__Provided passage__.

★ ★ ★

With Windows Vista, Microsoft shifted from the development path of Windows XP wide open to tampering with zero reaction, and has integrated an anti-piracy infrastructure into the platform. In direct correlation with the Windows Genuine Advantage and the Activation mechanisms, Windows Vista will be able to detect and blacklist non-genuine product keys, crack attempts, and identify the expiration of the initial 30-day grace period. The operating system will react to all by moving first into a non-genuine state and then into Reduced Functionality Mode.
The reduced Functionality Mode in Windows Vista is the now infamous Black Screen of Death. Just access the images at the bottom in order to make an idea of what the Black Screen of Death is. Essentially, in Reduced Functionality Mode, Windows Vista features no desktop, no Taskbar and no Start Menu. Additionally, the background wallpaper is changed to an immutable shade of black, just so you can understand the source of the Black Screen of Death reference. And on top of it all, the copy of the operating system is flagged as non-genuine, which is simply an euphemism for pirated.

★ ★ ★

__Task instructions__.
**A)** Rewrite the paragraph of the Windows Vista passage that begins "With Windows Vista, Microsoft shifted" as a short bulleted list that keeps its main facts.
**B)** In the Windows Vista passage, reproduce the part that opens with the words "The reduced Functionality" and closes with "euphemism for pirated.", swapping "wallpaper" for "backdrop image".

★ ★ ★

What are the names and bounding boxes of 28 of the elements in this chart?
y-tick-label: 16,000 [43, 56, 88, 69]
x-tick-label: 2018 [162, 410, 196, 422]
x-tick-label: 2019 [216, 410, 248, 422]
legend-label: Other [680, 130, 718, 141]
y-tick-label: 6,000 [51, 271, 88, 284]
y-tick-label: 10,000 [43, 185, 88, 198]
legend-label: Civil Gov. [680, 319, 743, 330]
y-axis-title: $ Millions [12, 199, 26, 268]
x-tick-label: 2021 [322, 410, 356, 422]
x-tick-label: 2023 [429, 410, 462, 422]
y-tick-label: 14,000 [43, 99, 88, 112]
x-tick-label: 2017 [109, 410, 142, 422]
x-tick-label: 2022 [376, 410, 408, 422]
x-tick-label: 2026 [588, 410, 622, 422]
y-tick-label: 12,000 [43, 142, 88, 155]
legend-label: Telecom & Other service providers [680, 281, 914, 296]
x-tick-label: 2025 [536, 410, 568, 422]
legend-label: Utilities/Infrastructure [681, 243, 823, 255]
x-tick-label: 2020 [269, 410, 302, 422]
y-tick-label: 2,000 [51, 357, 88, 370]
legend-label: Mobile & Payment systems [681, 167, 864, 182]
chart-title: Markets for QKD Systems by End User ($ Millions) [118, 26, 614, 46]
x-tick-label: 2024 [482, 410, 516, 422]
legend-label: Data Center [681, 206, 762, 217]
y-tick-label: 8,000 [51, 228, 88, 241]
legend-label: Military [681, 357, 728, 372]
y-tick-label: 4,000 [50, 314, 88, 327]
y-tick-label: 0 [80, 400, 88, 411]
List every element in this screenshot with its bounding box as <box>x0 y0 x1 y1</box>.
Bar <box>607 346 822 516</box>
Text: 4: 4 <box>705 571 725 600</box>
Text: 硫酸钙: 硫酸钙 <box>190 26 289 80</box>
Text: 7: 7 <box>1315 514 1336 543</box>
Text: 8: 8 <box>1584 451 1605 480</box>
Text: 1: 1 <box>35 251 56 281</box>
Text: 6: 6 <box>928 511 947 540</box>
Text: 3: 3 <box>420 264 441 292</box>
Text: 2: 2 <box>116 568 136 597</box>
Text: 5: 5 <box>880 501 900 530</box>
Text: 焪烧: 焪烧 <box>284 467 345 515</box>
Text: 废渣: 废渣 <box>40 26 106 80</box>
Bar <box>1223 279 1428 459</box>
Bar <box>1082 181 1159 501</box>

★ ★ ★

__Task solutions__.
**A)**
- Unlike Windows XP, which was wide open to tampering and did not react to it, Windows Vista has an anti-piracy infrastructure built into the platform.
- Working with Windows Genuine Advantage and the Activation mechanisms, it can detect and blacklist non-genuine product keys and crack attempts.
- It can also identify when the initial 30-day grace period expires.
- In all of these cases, the system first moves into a non-genuine state and then into Reduced Functionality Mode.

**B)**
The reduced Functionality Mode in Windows Vista is the now infamous Black Screen of Death. Just access the images at the bottom in order to make an idea of what the Black Screen of Death is. Essentially, in Reduced Functionality Mode, Windows Vista features no desktop, no Taskbar and no Start Menu. Additionally, the background backdrop image is changed to an immutable shade of black, just so you can understand the source of the Black Screen of Death reference. And on top of it all, the copy of the operating system is flagged as non-genuine, which is simply an euphemism for pirated.